### Given exercise
In the material below, find all lines with the string "subtitle" and copy them.

### Data rows
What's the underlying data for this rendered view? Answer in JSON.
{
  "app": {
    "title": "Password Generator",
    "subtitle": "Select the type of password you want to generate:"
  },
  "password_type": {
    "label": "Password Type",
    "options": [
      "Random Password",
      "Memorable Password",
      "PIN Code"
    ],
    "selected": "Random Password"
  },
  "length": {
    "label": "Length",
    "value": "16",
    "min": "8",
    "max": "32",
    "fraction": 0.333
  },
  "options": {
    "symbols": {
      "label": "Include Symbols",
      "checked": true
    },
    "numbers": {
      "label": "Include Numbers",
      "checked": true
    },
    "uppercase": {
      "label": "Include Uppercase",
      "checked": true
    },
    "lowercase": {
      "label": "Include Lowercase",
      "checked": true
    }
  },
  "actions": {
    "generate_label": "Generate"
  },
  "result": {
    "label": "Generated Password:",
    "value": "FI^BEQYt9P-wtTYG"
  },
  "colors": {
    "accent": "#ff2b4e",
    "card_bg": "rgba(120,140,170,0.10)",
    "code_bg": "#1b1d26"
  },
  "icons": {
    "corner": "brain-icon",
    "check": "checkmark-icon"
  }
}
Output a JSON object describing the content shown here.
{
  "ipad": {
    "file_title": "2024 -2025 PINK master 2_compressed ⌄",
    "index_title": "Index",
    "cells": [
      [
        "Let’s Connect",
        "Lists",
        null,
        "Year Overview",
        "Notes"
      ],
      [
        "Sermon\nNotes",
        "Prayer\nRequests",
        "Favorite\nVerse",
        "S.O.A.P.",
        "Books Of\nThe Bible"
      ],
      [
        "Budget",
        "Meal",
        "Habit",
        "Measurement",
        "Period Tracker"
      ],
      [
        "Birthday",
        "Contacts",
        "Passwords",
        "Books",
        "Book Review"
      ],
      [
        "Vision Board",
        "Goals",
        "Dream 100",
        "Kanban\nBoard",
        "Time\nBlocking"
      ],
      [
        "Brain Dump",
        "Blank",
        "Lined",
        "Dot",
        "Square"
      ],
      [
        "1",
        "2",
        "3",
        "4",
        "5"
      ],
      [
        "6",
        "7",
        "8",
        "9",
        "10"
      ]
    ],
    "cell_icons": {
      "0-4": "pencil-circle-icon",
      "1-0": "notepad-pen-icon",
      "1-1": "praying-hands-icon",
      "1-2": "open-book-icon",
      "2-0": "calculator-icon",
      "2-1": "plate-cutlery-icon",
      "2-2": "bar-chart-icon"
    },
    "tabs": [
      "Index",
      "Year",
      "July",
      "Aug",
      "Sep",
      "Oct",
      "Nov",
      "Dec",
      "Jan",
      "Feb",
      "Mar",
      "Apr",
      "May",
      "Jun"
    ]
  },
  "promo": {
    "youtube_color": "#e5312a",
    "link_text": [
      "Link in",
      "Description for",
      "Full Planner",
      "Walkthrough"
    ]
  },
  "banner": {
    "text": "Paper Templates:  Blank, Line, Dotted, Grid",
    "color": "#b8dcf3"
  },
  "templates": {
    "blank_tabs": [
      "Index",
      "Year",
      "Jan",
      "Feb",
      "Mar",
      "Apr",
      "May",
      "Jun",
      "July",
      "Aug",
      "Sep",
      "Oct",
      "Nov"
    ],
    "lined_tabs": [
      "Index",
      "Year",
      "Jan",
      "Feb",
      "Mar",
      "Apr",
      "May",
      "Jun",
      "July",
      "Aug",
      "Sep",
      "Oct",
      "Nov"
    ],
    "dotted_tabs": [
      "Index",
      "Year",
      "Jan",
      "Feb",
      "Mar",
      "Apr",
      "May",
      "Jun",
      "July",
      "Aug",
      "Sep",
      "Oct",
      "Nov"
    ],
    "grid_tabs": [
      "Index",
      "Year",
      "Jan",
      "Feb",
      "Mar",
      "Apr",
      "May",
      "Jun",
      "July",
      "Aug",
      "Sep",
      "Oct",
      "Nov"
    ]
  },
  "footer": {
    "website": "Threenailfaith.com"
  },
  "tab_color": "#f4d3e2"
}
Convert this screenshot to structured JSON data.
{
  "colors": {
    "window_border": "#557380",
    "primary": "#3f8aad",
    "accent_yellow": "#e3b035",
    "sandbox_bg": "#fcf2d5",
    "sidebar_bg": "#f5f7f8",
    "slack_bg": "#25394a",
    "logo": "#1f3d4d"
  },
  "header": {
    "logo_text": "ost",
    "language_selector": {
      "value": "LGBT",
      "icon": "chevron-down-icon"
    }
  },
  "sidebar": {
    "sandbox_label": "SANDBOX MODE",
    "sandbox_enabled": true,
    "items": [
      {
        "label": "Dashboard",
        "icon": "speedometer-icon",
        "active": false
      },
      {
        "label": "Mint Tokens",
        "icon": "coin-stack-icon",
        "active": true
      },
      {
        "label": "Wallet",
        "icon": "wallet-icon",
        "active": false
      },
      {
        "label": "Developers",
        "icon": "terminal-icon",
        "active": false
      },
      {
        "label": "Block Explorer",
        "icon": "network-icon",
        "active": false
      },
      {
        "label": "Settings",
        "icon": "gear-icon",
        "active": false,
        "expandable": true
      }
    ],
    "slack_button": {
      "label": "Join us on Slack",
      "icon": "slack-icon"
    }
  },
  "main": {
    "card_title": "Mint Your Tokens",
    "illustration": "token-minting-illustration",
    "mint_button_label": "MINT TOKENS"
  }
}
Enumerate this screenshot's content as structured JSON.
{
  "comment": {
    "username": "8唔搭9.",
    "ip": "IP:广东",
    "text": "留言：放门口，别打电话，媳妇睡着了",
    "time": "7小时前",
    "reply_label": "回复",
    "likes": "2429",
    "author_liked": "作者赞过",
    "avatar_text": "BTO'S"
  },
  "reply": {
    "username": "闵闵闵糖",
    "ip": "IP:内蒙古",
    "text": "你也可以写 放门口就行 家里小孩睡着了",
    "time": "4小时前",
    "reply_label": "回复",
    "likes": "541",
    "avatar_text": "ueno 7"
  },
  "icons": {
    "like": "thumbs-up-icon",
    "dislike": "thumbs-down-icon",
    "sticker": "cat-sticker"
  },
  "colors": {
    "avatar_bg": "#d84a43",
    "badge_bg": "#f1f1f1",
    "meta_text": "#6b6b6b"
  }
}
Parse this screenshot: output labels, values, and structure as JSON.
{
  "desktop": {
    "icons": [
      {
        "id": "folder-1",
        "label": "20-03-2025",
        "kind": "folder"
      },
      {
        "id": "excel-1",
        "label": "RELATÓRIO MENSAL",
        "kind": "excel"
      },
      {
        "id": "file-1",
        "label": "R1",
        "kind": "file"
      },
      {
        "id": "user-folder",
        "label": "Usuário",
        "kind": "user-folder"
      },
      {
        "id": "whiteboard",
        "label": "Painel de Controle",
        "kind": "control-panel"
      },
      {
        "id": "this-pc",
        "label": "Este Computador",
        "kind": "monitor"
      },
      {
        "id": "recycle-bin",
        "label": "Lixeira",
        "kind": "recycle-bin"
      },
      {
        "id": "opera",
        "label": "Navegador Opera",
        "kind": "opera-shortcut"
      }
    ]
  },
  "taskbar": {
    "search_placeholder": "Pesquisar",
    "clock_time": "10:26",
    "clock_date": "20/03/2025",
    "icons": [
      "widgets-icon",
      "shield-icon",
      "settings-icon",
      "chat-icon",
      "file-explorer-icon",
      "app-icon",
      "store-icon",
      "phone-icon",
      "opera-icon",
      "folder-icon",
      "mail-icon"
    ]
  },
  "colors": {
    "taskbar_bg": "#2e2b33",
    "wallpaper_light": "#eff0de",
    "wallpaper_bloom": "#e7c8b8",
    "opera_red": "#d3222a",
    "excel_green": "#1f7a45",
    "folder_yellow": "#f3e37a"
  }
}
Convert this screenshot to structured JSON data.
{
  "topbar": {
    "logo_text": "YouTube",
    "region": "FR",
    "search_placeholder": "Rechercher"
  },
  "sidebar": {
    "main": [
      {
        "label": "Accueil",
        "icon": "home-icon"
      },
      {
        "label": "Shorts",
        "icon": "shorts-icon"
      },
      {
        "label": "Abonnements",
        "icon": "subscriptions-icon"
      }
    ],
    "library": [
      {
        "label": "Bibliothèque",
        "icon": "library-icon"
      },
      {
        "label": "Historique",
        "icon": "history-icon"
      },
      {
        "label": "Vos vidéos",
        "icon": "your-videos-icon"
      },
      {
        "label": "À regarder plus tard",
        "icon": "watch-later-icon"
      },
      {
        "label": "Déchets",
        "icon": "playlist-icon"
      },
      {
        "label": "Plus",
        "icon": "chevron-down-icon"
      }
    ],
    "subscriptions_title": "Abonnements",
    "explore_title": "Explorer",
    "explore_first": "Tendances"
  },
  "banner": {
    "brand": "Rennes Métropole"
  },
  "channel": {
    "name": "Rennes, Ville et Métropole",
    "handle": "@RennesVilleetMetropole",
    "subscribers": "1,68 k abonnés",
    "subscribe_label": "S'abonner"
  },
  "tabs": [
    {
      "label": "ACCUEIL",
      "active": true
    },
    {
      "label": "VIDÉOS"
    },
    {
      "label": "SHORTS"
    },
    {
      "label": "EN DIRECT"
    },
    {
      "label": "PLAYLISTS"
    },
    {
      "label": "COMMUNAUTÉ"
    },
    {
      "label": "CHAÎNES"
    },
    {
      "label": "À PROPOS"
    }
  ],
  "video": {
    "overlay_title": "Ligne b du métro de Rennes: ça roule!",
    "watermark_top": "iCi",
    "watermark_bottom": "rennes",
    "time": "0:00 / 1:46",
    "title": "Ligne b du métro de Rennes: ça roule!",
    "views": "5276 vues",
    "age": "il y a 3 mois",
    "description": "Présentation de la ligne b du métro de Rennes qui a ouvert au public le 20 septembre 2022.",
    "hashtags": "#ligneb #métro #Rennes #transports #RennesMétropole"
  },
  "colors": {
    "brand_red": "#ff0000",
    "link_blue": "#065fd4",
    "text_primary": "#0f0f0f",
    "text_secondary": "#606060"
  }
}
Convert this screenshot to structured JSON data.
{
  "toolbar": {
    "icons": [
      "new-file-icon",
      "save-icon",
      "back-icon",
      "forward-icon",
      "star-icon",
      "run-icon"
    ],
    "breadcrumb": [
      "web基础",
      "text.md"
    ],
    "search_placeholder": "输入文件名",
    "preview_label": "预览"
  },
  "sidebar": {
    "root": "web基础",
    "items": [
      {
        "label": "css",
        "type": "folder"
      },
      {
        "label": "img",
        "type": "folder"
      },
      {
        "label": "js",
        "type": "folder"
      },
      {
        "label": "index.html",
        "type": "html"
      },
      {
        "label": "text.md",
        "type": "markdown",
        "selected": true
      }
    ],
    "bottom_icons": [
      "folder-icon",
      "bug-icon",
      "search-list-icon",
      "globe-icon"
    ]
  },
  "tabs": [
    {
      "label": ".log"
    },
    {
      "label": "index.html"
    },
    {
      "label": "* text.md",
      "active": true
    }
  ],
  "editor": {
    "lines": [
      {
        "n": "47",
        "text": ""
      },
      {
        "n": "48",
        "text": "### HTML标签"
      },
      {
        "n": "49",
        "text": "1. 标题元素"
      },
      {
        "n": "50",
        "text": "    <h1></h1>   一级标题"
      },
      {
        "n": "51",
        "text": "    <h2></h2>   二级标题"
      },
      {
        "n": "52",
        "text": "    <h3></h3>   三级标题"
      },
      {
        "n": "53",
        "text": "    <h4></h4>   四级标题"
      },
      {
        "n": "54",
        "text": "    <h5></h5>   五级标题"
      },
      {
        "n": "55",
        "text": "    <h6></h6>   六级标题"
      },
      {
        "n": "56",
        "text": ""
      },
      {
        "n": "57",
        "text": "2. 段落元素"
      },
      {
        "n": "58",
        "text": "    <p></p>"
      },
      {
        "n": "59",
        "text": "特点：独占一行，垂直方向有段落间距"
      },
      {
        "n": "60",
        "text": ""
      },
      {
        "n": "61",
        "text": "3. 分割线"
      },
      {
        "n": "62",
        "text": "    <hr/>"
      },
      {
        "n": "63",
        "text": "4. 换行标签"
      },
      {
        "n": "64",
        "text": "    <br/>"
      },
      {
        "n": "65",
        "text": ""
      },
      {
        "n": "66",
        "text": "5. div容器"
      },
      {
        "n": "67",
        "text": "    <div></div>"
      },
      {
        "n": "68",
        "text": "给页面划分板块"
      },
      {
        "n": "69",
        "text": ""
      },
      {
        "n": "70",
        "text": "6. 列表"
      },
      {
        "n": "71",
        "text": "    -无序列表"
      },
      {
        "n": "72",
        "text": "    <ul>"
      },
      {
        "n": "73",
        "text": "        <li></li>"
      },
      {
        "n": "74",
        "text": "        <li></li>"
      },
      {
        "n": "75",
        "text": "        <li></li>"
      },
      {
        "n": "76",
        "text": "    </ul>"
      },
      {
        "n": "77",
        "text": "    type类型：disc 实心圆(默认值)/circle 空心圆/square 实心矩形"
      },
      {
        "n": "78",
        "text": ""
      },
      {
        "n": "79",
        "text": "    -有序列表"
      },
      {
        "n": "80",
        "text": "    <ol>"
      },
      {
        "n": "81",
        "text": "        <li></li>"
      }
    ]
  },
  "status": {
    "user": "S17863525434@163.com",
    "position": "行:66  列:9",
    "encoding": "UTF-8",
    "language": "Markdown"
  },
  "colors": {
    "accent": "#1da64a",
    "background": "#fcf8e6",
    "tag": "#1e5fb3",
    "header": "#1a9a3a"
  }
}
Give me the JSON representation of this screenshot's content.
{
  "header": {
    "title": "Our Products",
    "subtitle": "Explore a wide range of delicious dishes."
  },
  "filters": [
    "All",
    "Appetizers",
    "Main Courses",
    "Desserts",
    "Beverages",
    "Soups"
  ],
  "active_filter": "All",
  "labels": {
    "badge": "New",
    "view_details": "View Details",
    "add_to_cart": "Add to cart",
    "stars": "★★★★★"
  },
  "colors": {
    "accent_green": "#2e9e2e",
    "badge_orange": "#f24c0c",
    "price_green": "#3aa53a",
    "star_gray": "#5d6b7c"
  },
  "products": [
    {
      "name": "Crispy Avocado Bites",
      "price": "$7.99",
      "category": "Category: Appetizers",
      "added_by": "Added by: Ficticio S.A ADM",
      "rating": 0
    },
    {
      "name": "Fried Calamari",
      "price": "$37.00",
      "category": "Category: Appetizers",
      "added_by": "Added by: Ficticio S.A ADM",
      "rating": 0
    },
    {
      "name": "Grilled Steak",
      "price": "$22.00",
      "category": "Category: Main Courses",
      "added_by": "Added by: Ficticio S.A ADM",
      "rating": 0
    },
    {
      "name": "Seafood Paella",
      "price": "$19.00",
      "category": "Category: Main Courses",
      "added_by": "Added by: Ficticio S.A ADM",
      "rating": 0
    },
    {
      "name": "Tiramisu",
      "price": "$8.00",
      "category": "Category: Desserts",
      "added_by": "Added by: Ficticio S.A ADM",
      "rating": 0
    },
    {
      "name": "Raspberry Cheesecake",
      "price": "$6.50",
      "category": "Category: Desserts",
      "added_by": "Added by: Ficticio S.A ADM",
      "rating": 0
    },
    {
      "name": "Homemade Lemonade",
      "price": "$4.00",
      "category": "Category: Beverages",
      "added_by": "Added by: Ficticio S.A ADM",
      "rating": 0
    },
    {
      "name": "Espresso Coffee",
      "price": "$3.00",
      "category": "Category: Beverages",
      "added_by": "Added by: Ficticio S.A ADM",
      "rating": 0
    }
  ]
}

### Output for this task
    "subtitle": "Select the type of password you want to generate:"
    "subtitle": "Explore a wide range of delicious dishes."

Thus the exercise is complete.